GOAL OF THE EXERCISE: Produce an exact copy of all the data below, dropping every image.
----- DATASET ROWS -----
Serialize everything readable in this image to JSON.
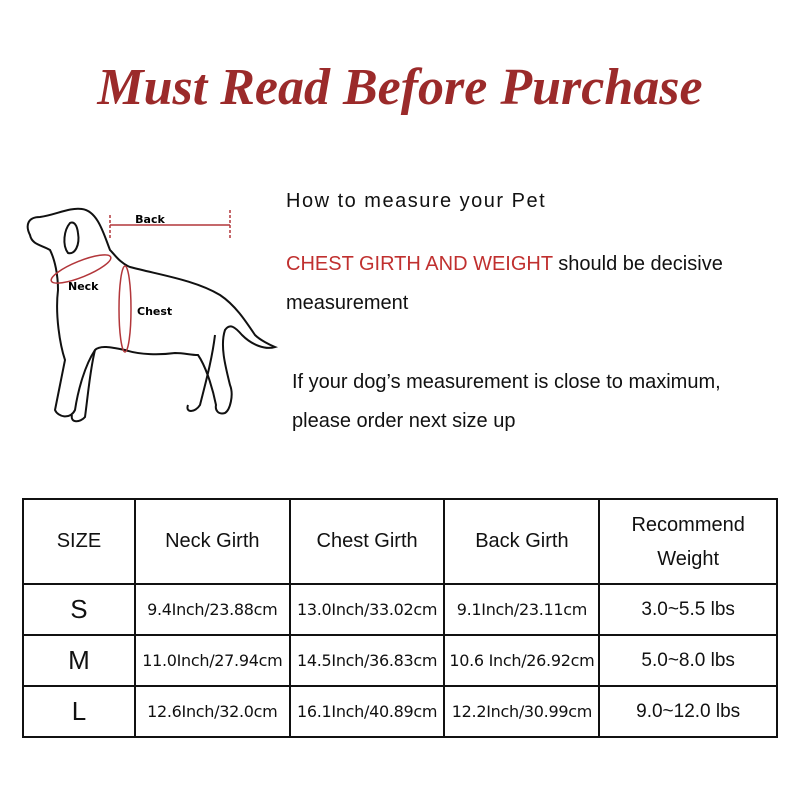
{
  "title": "Must Read Before Purchase",
  "diagram": {
    "back_label": "Back",
    "neck_label": "Neck",
    "chest_label": "Chest",
    "accent": "#b2363a"
  },
  "instructions": {
    "heading": "How to measure your Pet",
    "line1_red": "CHEST GIRTH AND WEIGHT",
    "line1_rest": " should be decisive",
    "line2": "measurement",
    "line3": "If your dog’s measurement is close to maximum,",
    "line4": "please order next size up"
  },
  "table": {
    "headers": [
      "SIZE",
      "Neck Girth",
      "Chest Girth",
      "Back Girth",
      "Recommend Weight"
    ],
    "rows": [
      [
        "S",
        "9.4Inch/23.88cm",
        "13.0Inch/33.02cm",
        "9.1Inch/23.11cm",
        "3.0~5.5 lbs"
      ],
      [
        "M",
        "11.0Inch/27.94cm",
        "14.5Inch/36.83cm",
        "10.6 Inch/26.92cm",
        "5.0~8.0 lbs"
      ],
      [
        "L",
        "12.6Inch/32.0cm",
        "16.1Inch/40.89cm",
        "12.2Inch/30.99cm",
        "9.0~12.0 lbs"
      ]
    ]
  }
}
-----
THE RESULT:
Serialize everything readable in this image to JSON.
{
  "title": "Must Read Before Purchase",
  "diagram": {
    "back_label": "Back",
    "neck_label": "Neck",
    "chest_label": "Chest",
    "accent": "#b2363a"
  },
  "instructions": {
    "heading": "How to measure your Pet",
    "line1_red": "CHEST GIRTH AND WEIGHT",
    "line1_rest": " should be decisive",
    "line2": "measurement",
    "line3": "If your dog’s measurement is close to maximum,",
    "line4": "please order next size up"
  },
  "table": {
    "headers": [
      "SIZE",
      "Neck Girth",
      "Chest Girth",
      "Back Girth",
      "Recommend Weight"
    ],
    "rows": [
      [
        "S",
        "9.4Inch/23.88cm",
        "13.0Inch/33.02cm",
        "9.1Inch/23.11cm",
        "3.0~5.5 lbs"
      ],
      [
        "M",
        "11.0Inch/27.94cm",
        "14.5Inch/36.83cm",
        "10.6 Inch/26.92cm",
        "5.0~8.0 lbs"
      ],
      [
        "L",
        "12.6Inch/32.0cm",
        "16.1Inch/40.89cm",
        "12.2Inch/30.99cm",
        "9.0~12.0 lbs"
      ]
    ]
  }
}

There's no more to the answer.